==== RECORDS FOR THIS EXERCISE ====
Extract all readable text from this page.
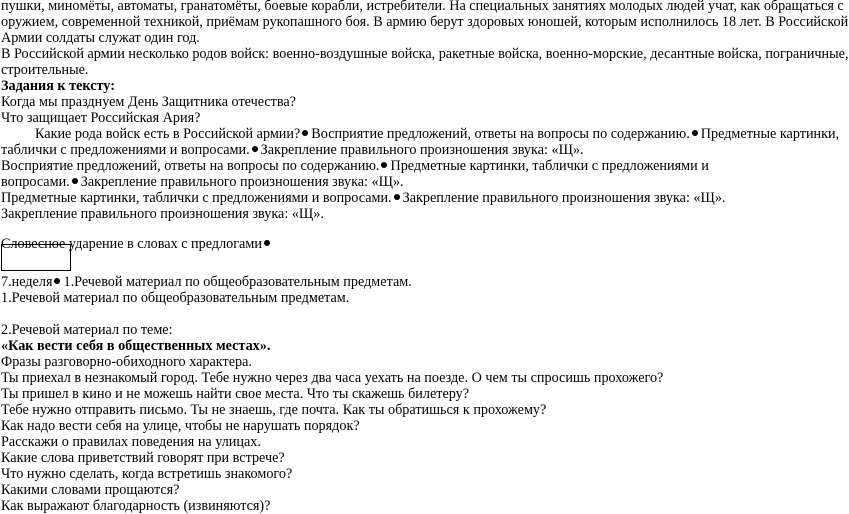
пушки, минoмёты, автоматы, гранатомёты, боевые корабли, истребители. На специальных занятиях молодых людей учат, как обращаться с
оружием, современной техникой, приёмам рукопашного боя. В армию берут здоровых юношей, которым исполнилось 18 лет. В Российской
Армии солдаты служат один год.
В Российской армии несколько родов войск: военно-воздушные войска, ракетные войска, военно-морские, десантные войска, пограничные,
строительные.
Задания к тексту:
Когда мы празднуем День Защитника отечества?
Что защищает Российская Ария?
Какие рода войск есть в Российской армии? Восприятие предложений, ответы на вопросы по содержанию. Предметные картинки,
таблички с предложениями и вопросами. Закрепление правильного произношения звука: «Щ».
Восприятие предложений, ответы на вопросы по содержанию. Предметные картинки, таблички с предложениями и
вопросами. Закрепление правильного произношения звука: «Щ».
Предметные картинки, таблички с предложениями и вопросами. Закрепление правильного произношения звука: «Щ».
Закрепление правильного произношения звука: «Щ».
Словесное ударение в словах с предлогами
7.неделя 1.Речевой материал по общеобразовательным предметам.
1.Речевой материал по общеобразовательным предметам.
2.Речевой материал по теме:
«Как вести себя в общественных местах».
Фразы разговорно-обиходного характера.
Ты приехал в незнакомый город. Тебе нужно через два часа уехать на поезде. О чем ты спросишь прохожего?
Ты пришел в кино и не можешь найти свое места. Что ты скажешь билетеру?
Тебе нужно отправить письмо. Ты не знаешь, где почта. Как ты обратишься к прохожему?
Как надо вести себя на улице, чтобы не нарушать порядок?
Расскажи о правилах поведения на улицах.
Какие слова приветствий говорят при встрече?
Что нужно сделать, когда встретишь знакомого?
Какими словами прощаются?
Как выражают благодарность (извиняются)?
====
GIVEN INSTRUCTION:
Pictures don't belong in the copy. Transcribe every record exactly as it appears.

FINISHED TASK:
Extract all readable text from this page.
пушки, минoмёты, автоматы, гранатомёты, боевые корабли, истребители. На специальных занятиях молодых людей учат, как обращаться с
оружием, современной техникой, приёмам рукопашного боя. В армию берут здоровых юношей, которым исполнилось 18 лет. В Российской
Армии солдаты служат один год.
В Российской армии несколько родов войск: военно-воздушные войска, ракетные войска, военно-морские, десантные войска, пограничные,
строительные.
Задания к тексту:
Когда мы празднуем День Защитника отечества?
Что защищает Российская Ария?
Какие рода войск есть в Российской армии? Восприятие предложений, ответы на вопросы по содержанию. Предметные картинки,
таблички с предложениями и вопросами. Закрепление правильного произношения звука: «Щ».
Восприятие предложений, ответы на вопросы по содержанию. Предметные картинки, таблички с предложениями и
вопросами. Закрепление правильного произношения звука: «Щ».
Предметные картинки, таблички с предложениями и вопросами. Закрепление правильного произношения звука: «Щ».
Закрепление правильного произношения звука: «Щ».
Словесное ударение в словах с предлогами
7.неделя 1.Речевой материал по общеобразовательным предметам.
1.Речевой материал по общеобразовательным предметам.
2.Речевой материал по теме:
«Как вести себя в общественных местах».
Фразы разговорно-обиходного характера.
Ты приехал в незнакомый город. Тебе нужно через два часа уехать на поезде. О чем ты спросишь прохожего?
Ты пришел в кино и не можешь найти свое места. Что ты скажешь билетеру?
Тебе нужно отправить письмо. Ты не знаешь, где почта. Как ты обратишься к прохожему?
Как надо вести себя на улице, чтобы не нарушать порядок?
Расскажи о правилах поведения на улицах.
Какие слова приветствий говорят при встрече?
Что нужно сделать, когда встретишь знакомого?
Какими словами прощаются?
Как выражают благодарность (извиняются)?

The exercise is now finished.